Exercise requirements: Every record below should be printed exactly as it appears.

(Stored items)
────────────────────────────────────────

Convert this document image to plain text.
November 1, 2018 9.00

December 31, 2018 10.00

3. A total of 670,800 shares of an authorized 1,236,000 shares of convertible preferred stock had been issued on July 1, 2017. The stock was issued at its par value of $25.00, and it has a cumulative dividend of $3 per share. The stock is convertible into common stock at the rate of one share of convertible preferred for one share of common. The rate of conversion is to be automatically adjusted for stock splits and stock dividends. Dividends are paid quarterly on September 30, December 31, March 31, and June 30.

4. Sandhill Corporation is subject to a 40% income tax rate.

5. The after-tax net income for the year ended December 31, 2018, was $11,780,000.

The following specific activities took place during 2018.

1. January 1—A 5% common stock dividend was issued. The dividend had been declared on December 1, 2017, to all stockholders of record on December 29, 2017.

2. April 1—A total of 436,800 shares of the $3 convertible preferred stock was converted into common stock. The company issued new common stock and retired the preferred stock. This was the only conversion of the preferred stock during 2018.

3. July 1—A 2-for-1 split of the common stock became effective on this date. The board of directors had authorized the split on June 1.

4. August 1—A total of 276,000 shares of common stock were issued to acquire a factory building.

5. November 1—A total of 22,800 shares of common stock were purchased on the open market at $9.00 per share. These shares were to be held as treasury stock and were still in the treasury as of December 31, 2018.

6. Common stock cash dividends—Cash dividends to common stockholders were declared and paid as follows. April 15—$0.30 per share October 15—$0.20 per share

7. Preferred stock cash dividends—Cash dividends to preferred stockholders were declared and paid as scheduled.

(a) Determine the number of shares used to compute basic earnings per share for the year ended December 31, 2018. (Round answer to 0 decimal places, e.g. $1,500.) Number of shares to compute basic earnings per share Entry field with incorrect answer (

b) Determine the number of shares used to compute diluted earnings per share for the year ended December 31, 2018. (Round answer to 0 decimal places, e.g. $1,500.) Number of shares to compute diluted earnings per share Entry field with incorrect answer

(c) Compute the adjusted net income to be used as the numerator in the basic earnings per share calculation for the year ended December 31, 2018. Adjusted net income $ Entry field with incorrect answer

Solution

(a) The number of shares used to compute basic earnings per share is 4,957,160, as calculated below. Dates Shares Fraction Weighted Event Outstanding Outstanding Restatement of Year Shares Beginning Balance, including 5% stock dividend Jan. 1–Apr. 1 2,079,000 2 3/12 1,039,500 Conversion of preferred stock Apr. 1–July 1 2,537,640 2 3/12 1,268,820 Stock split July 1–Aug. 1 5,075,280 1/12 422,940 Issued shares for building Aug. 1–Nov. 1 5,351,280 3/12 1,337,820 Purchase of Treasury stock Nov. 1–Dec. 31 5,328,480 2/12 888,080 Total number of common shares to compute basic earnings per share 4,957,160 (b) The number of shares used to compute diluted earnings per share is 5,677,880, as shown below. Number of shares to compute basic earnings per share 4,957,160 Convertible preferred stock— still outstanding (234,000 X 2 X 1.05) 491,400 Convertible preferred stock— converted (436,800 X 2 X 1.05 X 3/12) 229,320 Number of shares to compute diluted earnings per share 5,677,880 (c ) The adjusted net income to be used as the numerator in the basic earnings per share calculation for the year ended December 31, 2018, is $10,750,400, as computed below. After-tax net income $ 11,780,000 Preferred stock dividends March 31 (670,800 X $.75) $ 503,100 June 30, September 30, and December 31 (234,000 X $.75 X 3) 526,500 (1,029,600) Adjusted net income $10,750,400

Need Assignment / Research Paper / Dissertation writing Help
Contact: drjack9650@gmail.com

────────────────────────────────────────

Response to this task:
Convert this document image to plain text.
November 1, 2018 9.00

December 31, 2018 10.00

3. A total of 670,800 shares of an authorized 1,236,000 shares of convertible preferred stock had been issued on July 1, 2017. The stock was issued at its par value of $25.00, and it has a cumulative dividend of $3 per share. The stock is convertible into common stock at the rate of one share of convertible preferred for one share of common. The rate of conversion is to be automatically adjusted for stock splits and stock dividends. Dividends are paid quarterly on September 30, December 31, March 31, and June 30.

4. Sandhill Corporation is subject to a 40% income tax rate.

5. The after-tax net income for the year ended December 31, 2018, was $11,780,000.

The following specific activities took place during 2018.

1. January 1—A 5% common stock dividend was issued. The dividend had been declared on December 1, 2017, to all stockholders of record on December 29, 2017.

2. April 1—A total of 436,800 shares of the $3 convertible preferred stock was converted into common stock. The company issued new common stock and retired the preferred stock. This was the only conversion of the preferred stock during 2018.

3. July 1—A 2-for-1 split of the common stock became effective on this date. The board of directors had authorized the split on June 1.

4. August 1—A total of 276,000 shares of common stock were issued to acquire a factory building.

5. November 1—A total of 22,800 shares of common stock were purchased on the open market at $9.00 per share. These shares were to be held as treasury stock and were still in the treasury as of December 31, 2018.

6. Common stock cash dividends—Cash dividends to common stockholders were declared and paid as follows. April 15—$0.30 per share October 15—$0.20 per share

7. Preferred stock cash dividends—Cash dividends to preferred stockholders were declared and paid as scheduled.

(a) Determine the number of shares used to compute basic earnings per share for the year ended December 31, 2018. (Round answer to 0 decimal places, e.g. $1,500.) Number of shares to compute basic earnings per share Entry field with incorrect answer (

b) Determine the number of shares used to compute diluted earnings per share for the year ended December 31, 2018. (Round answer to 0 decimal places, e.g. $1,500.) Number of shares to compute diluted earnings per share Entry field with incorrect answer

(c) Compute the adjusted net income to be used as the numerator in the basic earnings per share calculation for the year ended December 31, 2018. Adjusted net income $ Entry field with incorrect answer

Solution

(a) The number of shares used to compute basic earnings per share is 4,957,160, as calculated below. Dates Shares Fraction Weighted Event Outstanding Outstanding Restatement of Year Shares Beginning Balance, including 5% stock dividend Jan. 1–Apr. 1 2,079,000 2 3/12 1,039,500 Conversion of preferred stock Apr. 1–July 1 2,537,640 2 3/12 1,268,820 Stock split July 1–Aug. 1 5,075,280 1/12 422,940 Issued shares for building Aug. 1–Nov. 1 5,351,280 3/12 1,337,820 Purchase of Treasury stock Nov. 1–Dec. 31 5,328,480 2/12 888,080 Total number of common shares to compute basic earnings per share 4,957,160 (b) The number of shares used to compute diluted earnings per share is 5,677,880, as shown below. Number of shares to compute basic earnings per share 4,957,160 Convertible preferred stock— still outstanding (234,000 X 2 X 1.05) 491,400 Convertible preferred stock— converted (436,800 X 2 X 1.05 X 3/12) 229,320 Number of shares to compute diluted earnings per share 5,677,880 (c ) The adjusted net income to be used as the numerator in the basic earnings per share calculation for the year ended December 31, 2018, is $10,750,400, as computed below. After-tax net income $ 11,780,000 Preferred stock dividends March 31 (670,800 X $.75) $ 503,100 June 30, September 30, and December 31 (234,000 X $.75 X 3) 526,500 (1,029,600) Adjusted net income $10,750,400

Need Assignment / Research Paper / Dissertation writing Help
Contact: drjack9650@gmail.com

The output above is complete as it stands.